[begin EXCERPTED DATA]
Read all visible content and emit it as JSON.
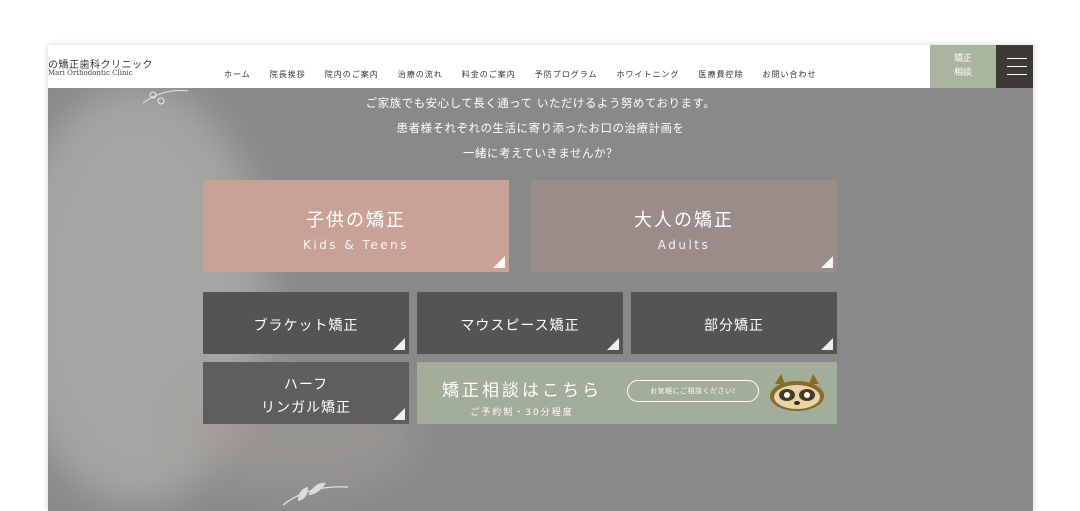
{
  "header": {
    "logo_ja": "の矯正歯科クリニック",
    "logo_en": "Mari Orthodontic Clinic",
    "nav": [
      "ホーム",
      "院長挨拶",
      "院内のご案内",
      "治療の流れ",
      "料金のご案内",
      "予防プログラム",
      "ホワイトニング",
      "医療費控除",
      "お問い合わせ"
    ],
    "consult_line1": "矯正",
    "consult_line2": "相談",
    "menu_icon": "hamburger-menu-icon"
  },
  "intro": {
    "line1": "ご家族でも安心して長く通って いただけるよう努めております。",
    "line2": "患者様それぞれの生活に寄り添ったお口の治療計画を",
    "line3": "一緒に考えていきませんか？"
  },
  "tiles": {
    "kids_ja": "子供の矯正",
    "kids_en": "Kids & Teens",
    "adults_ja": "大人の矯正",
    "adults_en": "Adults",
    "bracket": "ブラケット矯正",
    "mouthpiece": "マウスピース矯正",
    "partial": "部分矯正",
    "half_line1": "ハーフ",
    "half_line2": "リンガル矯正",
    "consult_title": "矯正相談はこちら",
    "consult_sub": "ご予約制・30分程度",
    "consult_bubble": "お気軽にご相談ください!"
  },
  "colors": {
    "kids": "#c9a196",
    "adults": "#9a8c88",
    "dark_tile": "#545454",
    "green": "#a2ad9a",
    "overlay": "#8a8989"
  }
}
[end EXCERPTED DATA]
# [YOUR INSTRUCTIONS]
Write out the listing above exactly as it stands, pictures excluded.

# [WORKED ANSWER]
Read all visible content and emit it as JSON.
{
  "header": {
    "logo_ja": "の矯正歯科クリニック",
    "logo_en": "Mari Orthodontic Clinic",
    "nav": [
      "ホーム",
      "院長挨拶",
      "院内のご案内",
      "治療の流れ",
      "料金のご案内",
      "予防プログラム",
      "ホワイトニング",
      "医療費控除",
      "お問い合わせ"
    ],
    "consult_line1": "矯正",
    "consult_line2": "相談",
    "menu_icon": "hamburger-menu-icon"
  },
  "intro": {
    "line1": "ご家族でも安心して長く通って いただけるよう努めております。",
    "line2": "患者様それぞれの生活に寄り添ったお口の治療計画を",
    "line3": "一緒に考えていきませんか？"
  },
  "tiles": {
    "kids_ja": "子供の矯正",
    "kids_en": "Kids & Teens",
    "adults_ja": "大人の矯正",
    "adults_en": "Adults",
    "bracket": "ブラケット矯正",
    "mouthpiece": "マウスピース矯正",
    "partial": "部分矯正",
    "half_line1": "ハーフ",
    "half_line2": "リンガル矯正",
    "consult_title": "矯正相談はこちら",
    "consult_sub": "ご予約制・30分程度",
    "consult_bubble": "お気軽にご相談ください!"
  },
  "colors": {
    "kids": "#c9a196",
    "adults": "#9a8c88",
    "dark_tile": "#545454",
    "green": "#a2ad9a",
    "overlay": "#8a8989"
  }
}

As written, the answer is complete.